** Start DATA FOR THIS TASK **
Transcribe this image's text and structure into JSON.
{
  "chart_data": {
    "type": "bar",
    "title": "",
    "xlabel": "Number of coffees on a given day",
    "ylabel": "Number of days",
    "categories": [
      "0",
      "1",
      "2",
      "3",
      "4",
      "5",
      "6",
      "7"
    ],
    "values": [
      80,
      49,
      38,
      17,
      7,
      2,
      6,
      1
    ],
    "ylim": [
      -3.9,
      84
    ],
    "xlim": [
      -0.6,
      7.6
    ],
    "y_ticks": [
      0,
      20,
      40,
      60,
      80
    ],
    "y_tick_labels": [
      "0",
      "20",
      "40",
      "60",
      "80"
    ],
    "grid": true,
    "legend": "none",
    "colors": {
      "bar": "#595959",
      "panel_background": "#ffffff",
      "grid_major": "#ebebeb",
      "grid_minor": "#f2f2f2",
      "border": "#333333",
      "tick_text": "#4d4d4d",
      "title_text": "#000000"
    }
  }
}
** End DATA FOR THIS TASK **
> [OBJECTIVE]:
Check each line above for the string "Number" and show the ones that have it.

> [THE SOLUTION]:
    "xlabel": "Number of coffees on a given day",
    "ylabel": "Number of days",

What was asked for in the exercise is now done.